> _Input records_
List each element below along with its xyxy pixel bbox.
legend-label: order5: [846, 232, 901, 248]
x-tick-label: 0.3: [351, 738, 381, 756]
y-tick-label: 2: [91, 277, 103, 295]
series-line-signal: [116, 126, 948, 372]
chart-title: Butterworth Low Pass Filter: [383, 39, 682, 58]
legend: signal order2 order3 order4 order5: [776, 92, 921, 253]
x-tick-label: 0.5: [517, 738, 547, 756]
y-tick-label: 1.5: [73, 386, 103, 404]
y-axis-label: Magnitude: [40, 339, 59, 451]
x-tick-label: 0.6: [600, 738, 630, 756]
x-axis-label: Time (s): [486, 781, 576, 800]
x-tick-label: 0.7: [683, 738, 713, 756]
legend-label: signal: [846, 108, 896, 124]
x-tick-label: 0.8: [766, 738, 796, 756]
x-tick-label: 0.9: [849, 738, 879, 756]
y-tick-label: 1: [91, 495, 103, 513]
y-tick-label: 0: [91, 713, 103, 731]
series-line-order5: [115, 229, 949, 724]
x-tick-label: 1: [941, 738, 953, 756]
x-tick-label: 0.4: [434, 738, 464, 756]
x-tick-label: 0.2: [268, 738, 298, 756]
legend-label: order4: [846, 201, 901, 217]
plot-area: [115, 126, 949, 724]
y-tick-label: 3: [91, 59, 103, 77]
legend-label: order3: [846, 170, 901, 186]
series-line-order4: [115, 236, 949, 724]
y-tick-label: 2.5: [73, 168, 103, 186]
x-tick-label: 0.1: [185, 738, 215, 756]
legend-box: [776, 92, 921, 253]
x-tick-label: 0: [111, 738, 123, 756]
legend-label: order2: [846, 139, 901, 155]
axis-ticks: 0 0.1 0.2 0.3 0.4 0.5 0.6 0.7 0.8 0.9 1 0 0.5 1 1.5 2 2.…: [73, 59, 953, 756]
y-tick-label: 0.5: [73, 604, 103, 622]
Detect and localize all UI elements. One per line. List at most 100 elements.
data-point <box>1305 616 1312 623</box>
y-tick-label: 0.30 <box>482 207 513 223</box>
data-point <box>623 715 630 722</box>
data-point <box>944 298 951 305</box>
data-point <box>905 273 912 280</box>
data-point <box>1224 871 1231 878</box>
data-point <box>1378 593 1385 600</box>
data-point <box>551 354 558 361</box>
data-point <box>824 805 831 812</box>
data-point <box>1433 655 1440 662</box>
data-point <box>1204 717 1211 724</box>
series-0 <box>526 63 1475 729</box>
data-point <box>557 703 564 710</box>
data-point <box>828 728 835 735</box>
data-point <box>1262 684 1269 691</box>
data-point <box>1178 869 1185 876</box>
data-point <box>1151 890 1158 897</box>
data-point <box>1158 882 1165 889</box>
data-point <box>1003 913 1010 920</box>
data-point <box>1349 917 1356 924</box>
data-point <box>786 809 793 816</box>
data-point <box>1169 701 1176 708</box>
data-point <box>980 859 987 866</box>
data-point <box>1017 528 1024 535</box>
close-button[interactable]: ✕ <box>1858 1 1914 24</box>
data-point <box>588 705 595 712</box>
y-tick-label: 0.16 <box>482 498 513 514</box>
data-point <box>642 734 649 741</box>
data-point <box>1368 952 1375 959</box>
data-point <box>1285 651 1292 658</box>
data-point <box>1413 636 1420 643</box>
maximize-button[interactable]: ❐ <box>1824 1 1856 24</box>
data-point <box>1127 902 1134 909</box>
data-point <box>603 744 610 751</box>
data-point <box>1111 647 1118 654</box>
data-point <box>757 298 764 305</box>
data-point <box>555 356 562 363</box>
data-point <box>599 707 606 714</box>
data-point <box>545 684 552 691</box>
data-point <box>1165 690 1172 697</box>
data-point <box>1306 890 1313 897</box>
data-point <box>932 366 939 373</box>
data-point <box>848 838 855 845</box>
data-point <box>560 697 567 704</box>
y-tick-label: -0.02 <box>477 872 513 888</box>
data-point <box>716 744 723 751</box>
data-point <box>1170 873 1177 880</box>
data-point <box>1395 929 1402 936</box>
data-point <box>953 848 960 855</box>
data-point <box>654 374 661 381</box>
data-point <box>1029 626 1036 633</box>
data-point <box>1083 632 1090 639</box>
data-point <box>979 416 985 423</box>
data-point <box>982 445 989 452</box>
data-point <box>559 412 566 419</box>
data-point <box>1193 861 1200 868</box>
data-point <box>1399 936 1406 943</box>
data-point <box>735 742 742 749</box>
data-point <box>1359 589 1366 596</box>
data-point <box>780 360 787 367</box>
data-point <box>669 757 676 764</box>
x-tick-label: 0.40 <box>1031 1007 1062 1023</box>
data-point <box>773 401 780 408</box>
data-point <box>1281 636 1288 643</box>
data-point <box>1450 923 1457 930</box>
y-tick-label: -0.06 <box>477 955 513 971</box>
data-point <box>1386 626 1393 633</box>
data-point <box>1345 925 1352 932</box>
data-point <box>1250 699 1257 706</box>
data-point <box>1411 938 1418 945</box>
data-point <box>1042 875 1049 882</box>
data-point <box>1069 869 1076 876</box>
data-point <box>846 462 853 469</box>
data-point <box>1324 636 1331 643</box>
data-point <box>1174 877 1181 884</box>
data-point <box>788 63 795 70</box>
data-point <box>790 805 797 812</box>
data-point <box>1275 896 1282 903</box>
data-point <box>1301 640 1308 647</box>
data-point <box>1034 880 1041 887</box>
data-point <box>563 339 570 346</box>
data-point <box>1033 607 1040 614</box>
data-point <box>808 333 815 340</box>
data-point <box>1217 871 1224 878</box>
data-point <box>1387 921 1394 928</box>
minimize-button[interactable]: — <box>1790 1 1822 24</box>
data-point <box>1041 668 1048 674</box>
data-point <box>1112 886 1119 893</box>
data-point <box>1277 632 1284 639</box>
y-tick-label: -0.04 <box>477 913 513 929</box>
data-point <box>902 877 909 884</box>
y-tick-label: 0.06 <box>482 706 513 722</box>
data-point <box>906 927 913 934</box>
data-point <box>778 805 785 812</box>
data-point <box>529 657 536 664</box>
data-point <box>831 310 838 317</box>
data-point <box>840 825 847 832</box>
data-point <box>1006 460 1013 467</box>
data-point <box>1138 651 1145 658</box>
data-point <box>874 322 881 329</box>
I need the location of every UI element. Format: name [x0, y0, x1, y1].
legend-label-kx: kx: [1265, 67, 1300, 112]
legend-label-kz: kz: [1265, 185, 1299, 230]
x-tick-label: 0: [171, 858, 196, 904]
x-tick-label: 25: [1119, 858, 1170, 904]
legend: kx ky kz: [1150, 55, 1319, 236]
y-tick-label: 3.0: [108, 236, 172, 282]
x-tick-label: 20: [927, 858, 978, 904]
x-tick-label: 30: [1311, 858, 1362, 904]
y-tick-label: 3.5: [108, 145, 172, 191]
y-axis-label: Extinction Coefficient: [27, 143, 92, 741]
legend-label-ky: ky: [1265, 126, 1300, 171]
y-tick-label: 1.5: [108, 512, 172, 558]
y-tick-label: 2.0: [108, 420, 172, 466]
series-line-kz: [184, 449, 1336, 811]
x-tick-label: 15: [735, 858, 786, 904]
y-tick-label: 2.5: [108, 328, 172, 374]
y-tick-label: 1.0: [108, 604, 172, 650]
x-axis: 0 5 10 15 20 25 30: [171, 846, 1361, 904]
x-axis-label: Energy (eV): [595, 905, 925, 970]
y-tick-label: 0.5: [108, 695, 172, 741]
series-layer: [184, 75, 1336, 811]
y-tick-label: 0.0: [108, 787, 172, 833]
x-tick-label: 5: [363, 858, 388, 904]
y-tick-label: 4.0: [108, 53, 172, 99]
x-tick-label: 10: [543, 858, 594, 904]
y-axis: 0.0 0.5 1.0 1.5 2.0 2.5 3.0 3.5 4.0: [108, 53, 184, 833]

> _Task objective_
Express everything from the start of the items above down to the line containing "series-line-order5: [115, 229, 949, 724]", both included, as a JSON list of strings with one string per line, leaving out any blank lines.

> _Result of this exercise_
[
  "List each element below along with its xyxy pixel bbox.",
  "legend-label: order5: [846, 232, 901, 248]",
  "x-tick-label: 0.3: [351, 738, 381, 756]",
  "y-tick-label: 2: [91, 277, 103, 295]",
  "series-line-signal: [116, 126, 948, 372]",
  "chart-title: Butterworth Low Pass Filter: [383, 39, 682, 58]",
  "legend: signal order2 order3 order4 order5: [776, 92, 921, 253]",
  "x-tick-label: 0.5: [517, 738, 547, 756]",
  "y-tick-label: 1.5: [73, 386, 103, 404]",
  "y-axis-label: Magnitude: [40, 339, 59, 451]",
  "x-tick-label: 0.6: [600, 738, 630, 756]",
  "x-axis-label: Time (s): [486, 781, 576, 800]",
  "x-tick-label: 0.7: [683, 738, 713, 756]",
  "legend-label: signal: [846, 108, 896, 124]",
  "x-tick-label: 0.8: [766, 738, 796, 756]",
  "x-tick-label: 0.9: [849, 738, 879, 756]",
  "y-tick-label: 1: [91, 495, 103, 513]",
  "y-tick-label: 0: [91, 713, 103, 731]",
  "series-line-order5: [115, 229, 949, 724]"
]